:: Aim of the task ::
Copy out all lines carrying the word "SDTVAR".

Data entries for graphics
===
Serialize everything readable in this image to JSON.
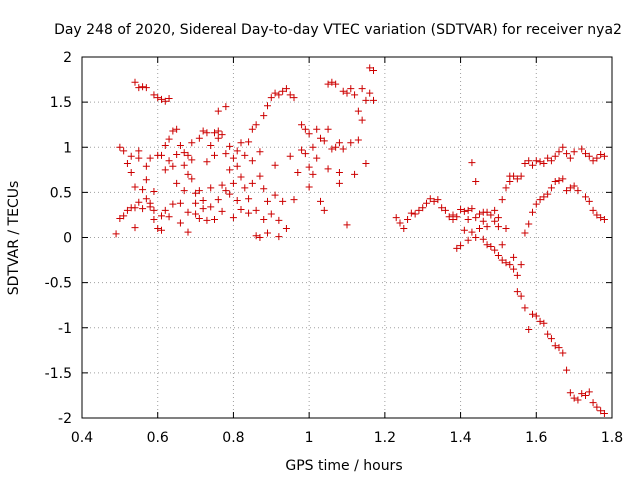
{
  "chart_data": {
    "type": "scatter",
    "title": "Day 248 of 2020, Sidereal Day-to-day VTEC variation (SDTVAR) for receiver nya2",
    "xlabel": "GPS time / hours",
    "ylabel": "SDTVAR / TECUs",
    "xlim": [
      0.4,
      1.8
    ],
    "ylim": [
      -2,
      2
    ],
    "xticks": [
      0.4,
      0.6,
      0.8,
      1.0,
      1.2,
      1.4,
      1.6,
      1.8
    ],
    "xtick_labels": [
      "0.4",
      "0.6",
      "0.8",
      "1",
      "1.2",
      "1.4",
      "1.6",
      "1.8"
    ],
    "yticks": [
      -2,
      -1.5,
      -1,
      -0.5,
      0,
      0.5,
      1,
      1.5,
      2
    ],
    "ytick_labels": [
      "-2",
      "-1.5",
      "-1",
      "-0.5",
      "0",
      "0.5",
      "1",
      "1.5",
      "2"
    ],
    "grid": true,
    "marker": "+",
    "marker_color": "#cc0000",
    "series": [
      {
        "name": "SDTVAR",
        "points": [
          [
            0.49,
            0.04
          ],
          [
            0.5,
            1.0
          ],
          [
            0.5,
            0.21
          ],
          [
            0.51,
            0.24
          ],
          [
            0.51,
            0.96
          ],
          [
            0.52,
            0.3
          ],
          [
            0.52,
            0.82
          ],
          [
            0.53,
            0.72
          ],
          [
            0.53,
            0.33
          ],
          [
            0.53,
            0.9
          ],
          [
            0.54,
            0.56
          ],
          [
            0.54,
            0.33
          ],
          [
            0.54,
            0.11
          ],
          [
            0.54,
            1.72
          ],
          [
            0.55,
            0.39
          ],
          [
            0.55,
            0.96
          ],
          [
            0.55,
            1.66
          ],
          [
            0.55,
            0.88
          ],
          [
            0.56,
            0.53
          ],
          [
            0.56,
            0.32
          ],
          [
            0.56,
            1.67
          ],
          [
            0.57,
            0.79
          ],
          [
            0.57,
            0.43
          ],
          [
            0.57,
            0.64
          ],
          [
            0.57,
            1.66
          ],
          [
            0.58,
            0.38
          ],
          [
            0.58,
            0.88
          ],
          [
            0.58,
            0.34
          ],
          [
            0.59,
            0.51
          ],
          [
            0.59,
            0.2
          ],
          [
            0.59,
            1.58
          ],
          [
            0.59,
            0.3
          ],
          [
            0.6,
            0.91
          ],
          [
            0.6,
            1.55
          ],
          [
            0.6,
            0.1
          ],
          [
            0.61,
            0.91
          ],
          [
            0.61,
            1.53
          ],
          [
            0.61,
            0.24
          ],
          [
            0.61,
            0.08
          ],
          [
            0.62,
            1.02
          ],
          [
            0.62,
            1.51
          ],
          [
            0.62,
            0.75
          ],
          [
            0.62,
            0.3
          ],
          [
            0.63,
            1.09
          ],
          [
            0.63,
            0.85
          ],
          [
            0.63,
            1.54
          ],
          [
            0.63,
            0.23
          ],
          [
            0.64,
            1.18
          ],
          [
            0.64,
            0.79
          ],
          [
            0.64,
            0.37
          ],
          [
            0.65,
            1.2
          ],
          [
            0.65,
            0.6
          ],
          [
            0.65,
            0.92
          ],
          [
            0.66,
            1.02
          ],
          [
            0.66,
            0.38
          ],
          [
            0.66,
            0.16
          ],
          [
            0.67,
            0.94
          ],
          [
            0.67,
            0.8
          ],
          [
            0.67,
            0.52
          ],
          [
            0.68,
            0.91
          ],
          [
            0.68,
            0.7
          ],
          [
            0.68,
            0.28
          ],
          [
            0.68,
            0.06
          ],
          [
            0.69,
            1.05
          ],
          [
            0.69,
            0.86
          ],
          [
            0.69,
            0.65
          ],
          [
            0.7,
            0.49
          ],
          [
            0.7,
            0.26
          ],
          [
            0.7,
            0.38
          ],
          [
            0.71,
            1.1
          ],
          [
            0.71,
            0.52
          ],
          [
            0.71,
            0.21
          ],
          [
            0.72,
            1.18
          ],
          [
            0.72,
            0.41
          ],
          [
            0.72,
            0.32
          ],
          [
            0.73,
            1.16
          ],
          [
            0.73,
            0.84
          ],
          [
            0.73,
            0.19
          ],
          [
            0.74,
            1.02
          ],
          [
            0.74,
            0.55
          ],
          [
            0.74,
            0.34
          ],
          [
            0.75,
            1.16
          ],
          [
            0.75,
            0.91
          ],
          [
            0.75,
            0.2
          ],
          [
            0.76,
            1.1
          ],
          [
            0.76,
            1.18
          ],
          [
            0.76,
            0.42
          ],
          [
            0.76,
            1.4
          ],
          [
            0.77,
            1.14
          ],
          [
            0.77,
            0.58
          ],
          [
            0.77,
            0.29
          ],
          [
            0.78,
            1.45
          ],
          [
            0.78,
            0.93
          ],
          [
            0.78,
            0.52
          ],
          [
            0.79,
            1.01
          ],
          [
            0.79,
            0.75
          ],
          [
            0.79,
            0.48
          ],
          [
            0.8,
            0.88
          ],
          [
            0.8,
            0.6
          ],
          [
            0.8,
            0.22
          ],
          [
            0.81,
            0.96
          ],
          [
            0.81,
            0.79
          ],
          [
            0.81,
            0.41
          ],
          [
            0.82,
            1.05
          ],
          [
            0.82,
            0.67
          ],
          [
            0.82,
            0.31
          ],
          [
            0.83,
            0.91
          ],
          [
            0.83,
            0.55
          ],
          [
            0.84,
            1.06
          ],
          [
            0.84,
            0.43
          ],
          [
            0.84,
            0.27
          ],
          [
            0.85,
            0.85
          ],
          [
            0.85,
            1.2
          ],
          [
            0.85,
            0.6
          ],
          [
            0.86,
            1.25
          ],
          [
            0.86,
            0.3
          ],
          [
            0.86,
            0.02
          ],
          [
            0.87,
            0.95
          ],
          [
            0.87,
            0.68
          ],
          [
            0.87,
            0.0
          ],
          [
            0.88,
            1.35
          ],
          [
            0.88,
            0.54
          ],
          [
            0.88,
            0.2
          ],
          [
            0.89,
            1.46
          ],
          [
            0.89,
            0.4
          ],
          [
            0.89,
            0.05
          ],
          [
            0.9,
            1.55
          ],
          [
            0.9,
            0.26
          ],
          [
            0.91,
            1.6
          ],
          [
            0.91,
            0.8
          ],
          [
            0.91,
            0.47
          ],
          [
            0.92,
            1.58
          ],
          [
            0.92,
            0.19
          ],
          [
            0.92,
            0.01
          ],
          [
            0.93,
            1.62
          ],
          [
            0.93,
            0.4
          ],
          [
            0.94,
            1.65
          ],
          [
            0.94,
            0.1
          ],
          [
            0.95,
            1.58
          ],
          [
            0.95,
            0.9
          ],
          [
            0.96,
            1.55
          ],
          [
            0.96,
            0.42
          ],
          [
            0.97,
            0.72
          ],
          [
            0.98,
            0.97
          ],
          [
            0.98,
            1.25
          ],
          [
            0.99,
            1.2
          ],
          [
            0.99,
            0.93
          ],
          [
            1.0,
            0.78
          ],
          [
            1.0,
            1.15
          ],
          [
            1.0,
            0.56
          ],
          [
            1.01,
            0.7
          ],
          [
            1.01,
            1.0
          ],
          [
            1.02,
            1.2
          ],
          [
            1.02,
            0.88
          ],
          [
            1.03,
            1.1
          ],
          [
            1.03,
            0.4
          ],
          [
            1.04,
            1.07
          ],
          [
            1.04,
            0.3
          ],
          [
            1.05,
            1.7
          ],
          [
            1.05,
            1.2
          ],
          [
            1.05,
            0.76
          ],
          [
            1.06,
            1.72
          ],
          [
            1.06,
            0.98
          ],
          [
            1.07,
            1.0
          ],
          [
            1.07,
            1.7
          ],
          [
            1.08,
            1.05
          ],
          [
            1.08,
            0.72
          ],
          [
            1.08,
            0.6
          ],
          [
            1.09,
            1.62
          ],
          [
            1.09,
            0.98
          ],
          [
            1.1,
            1.6
          ],
          [
            1.1,
            0.14
          ],
          [
            1.11,
            1.05
          ],
          [
            1.11,
            1.65
          ],
          [
            1.12,
            1.58
          ],
          [
            1.12,
            0.7
          ],
          [
            1.13,
            1.4
          ],
          [
            1.13,
            1.08
          ],
          [
            1.14,
            1.65
          ],
          [
            1.14,
            1.3
          ],
          [
            1.15,
            1.52
          ],
          [
            1.15,
            0.82
          ],
          [
            1.16,
            1.88
          ],
          [
            1.16,
            1.6
          ],
          [
            1.17,
            1.85
          ],
          [
            1.17,
            1.52
          ],
          [
            1.23,
            0.22
          ],
          [
            1.24,
            0.16
          ],
          [
            1.25,
            0.1
          ],
          [
            1.26,
            0.2
          ],
          [
            1.27,
            0.27
          ],
          [
            1.28,
            0.26
          ],
          [
            1.29,
            0.3
          ],
          [
            1.3,
            0.33
          ],
          [
            1.31,
            0.38
          ],
          [
            1.32,
            0.43
          ],
          [
            1.33,
            0.4
          ],
          [
            1.34,
            0.42
          ],
          [
            1.35,
            0.33
          ],
          [
            1.36,
            0.3
          ],
          [
            1.37,
            0.23
          ],
          [
            1.38,
            0.2
          ],
          [
            1.38,
            0.25
          ],
          [
            1.39,
            0.23
          ],
          [
            1.39,
            -0.12
          ],
          [
            1.4,
            0.31
          ],
          [
            1.4,
            -0.09
          ],
          [
            1.41,
            0.29
          ],
          [
            1.41,
            0.08
          ],
          [
            1.42,
            0.3
          ],
          [
            1.42,
            -0.03
          ],
          [
            1.42,
            0.2
          ],
          [
            1.43,
            0.32
          ],
          [
            1.43,
            0.83
          ],
          [
            1.43,
            0.06
          ],
          [
            1.44,
            0.62
          ],
          [
            1.44,
            0.22
          ],
          [
            1.44,
            0.0
          ],
          [
            1.45,
            0.26
          ],
          [
            1.45,
            0.1
          ],
          [
            1.46,
            0.18
          ],
          [
            1.46,
            0.28
          ],
          [
            1.46,
            -0.02
          ],
          [
            1.47,
            0.28
          ],
          [
            1.47,
            0.12
          ],
          [
            1.47,
            -0.08
          ],
          [
            1.48,
            0.25
          ],
          [
            1.48,
            -0.1
          ],
          [
            1.49,
            0.3
          ],
          [
            1.49,
            0.18
          ],
          [
            1.49,
            -0.14
          ],
          [
            1.5,
            0.22
          ],
          [
            1.5,
            -0.2
          ],
          [
            1.5,
            0.12
          ],
          [
            1.51,
            0.42
          ],
          [
            1.51,
            -0.25
          ],
          [
            1.51,
            -0.08
          ],
          [
            1.52,
            0.55
          ],
          [
            1.52,
            -0.28
          ],
          [
            1.52,
            0.1
          ],
          [
            1.53,
            0.68
          ],
          [
            1.53,
            -0.3
          ],
          [
            1.53,
            0.62
          ],
          [
            1.54,
            -0.35
          ],
          [
            1.54,
            -0.22
          ],
          [
            1.54,
            0.68
          ],
          [
            1.55,
            -0.42
          ],
          [
            1.55,
            -0.6
          ],
          [
            1.55,
            0.65
          ],
          [
            1.56,
            -0.65
          ],
          [
            1.56,
            -0.3
          ],
          [
            1.56,
            0.68
          ],
          [
            1.57,
            -0.78
          ],
          [
            1.57,
            0.05
          ],
          [
            1.57,
            0.82
          ],
          [
            1.58,
            -1.02
          ],
          [
            1.58,
            0.15
          ],
          [
            1.58,
            0.85
          ],
          [
            1.59,
            -0.85
          ],
          [
            1.59,
            0.28
          ],
          [
            1.59,
            0.8
          ],
          [
            1.6,
            -0.87
          ],
          [
            1.6,
            0.37
          ],
          [
            1.6,
            0.85
          ],
          [
            1.61,
            -0.93
          ],
          [
            1.61,
            0.42
          ],
          [
            1.61,
            0.84
          ],
          [
            1.62,
            -0.95
          ],
          [
            1.62,
            0.45
          ],
          [
            1.62,
            0.82
          ],
          [
            1.63,
            -1.07
          ],
          [
            1.63,
            0.48
          ],
          [
            1.63,
            0.88
          ],
          [
            1.64,
            -1.12
          ],
          [
            1.64,
            0.55
          ],
          [
            1.64,
            0.85
          ],
          [
            1.65,
            -1.2
          ],
          [
            1.65,
            0.62
          ],
          [
            1.65,
            0.9
          ],
          [
            1.66,
            -1.22
          ],
          [
            1.66,
            0.63
          ],
          [
            1.66,
            0.95
          ],
          [
            1.67,
            -1.28
          ],
          [
            1.67,
            1.0
          ],
          [
            1.67,
            0.65
          ],
          [
            1.68,
            -1.47
          ],
          [
            1.68,
            0.93
          ],
          [
            1.68,
            0.52
          ],
          [
            1.69,
            -1.72
          ],
          [
            1.69,
            0.88
          ],
          [
            1.69,
            0.55
          ],
          [
            1.7,
            -1.78
          ],
          [
            1.7,
            0.95
          ],
          [
            1.7,
            0.57
          ],
          [
            1.71,
            -1.8
          ],
          [
            1.71,
            0.52
          ],
          [
            1.72,
            -1.73
          ],
          [
            1.72,
            0.98
          ],
          [
            1.73,
            -1.75
          ],
          [
            1.73,
            0.45
          ],
          [
            1.73,
            0.93
          ],
          [
            1.74,
            -1.71
          ],
          [
            1.74,
            0.4
          ],
          [
            1.74,
            0.9
          ],
          [
            1.75,
            -1.83
          ],
          [
            1.75,
            0.3
          ],
          [
            1.75,
            0.85
          ],
          [
            1.76,
            -1.88
          ],
          [
            1.76,
            0.25
          ],
          [
            1.76,
            0.88
          ],
          [
            1.77,
            -1.92
          ],
          [
            1.77,
            0.22
          ],
          [
            1.77,
            0.92
          ],
          [
            1.78,
            -1.95
          ],
          [
            1.78,
            0.2
          ],
          [
            1.78,
            0.9
          ]
        ]
      }
    ]
  }
}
===
:: Reply to the exercise ::
    "title": "Day 248 of 2020, Sidereal Day-to-day VTEC variation (SDTVAR) for receiver nya2",
    "ylabel": "SDTVAR / TECUs",
        "name": "SDTVAR",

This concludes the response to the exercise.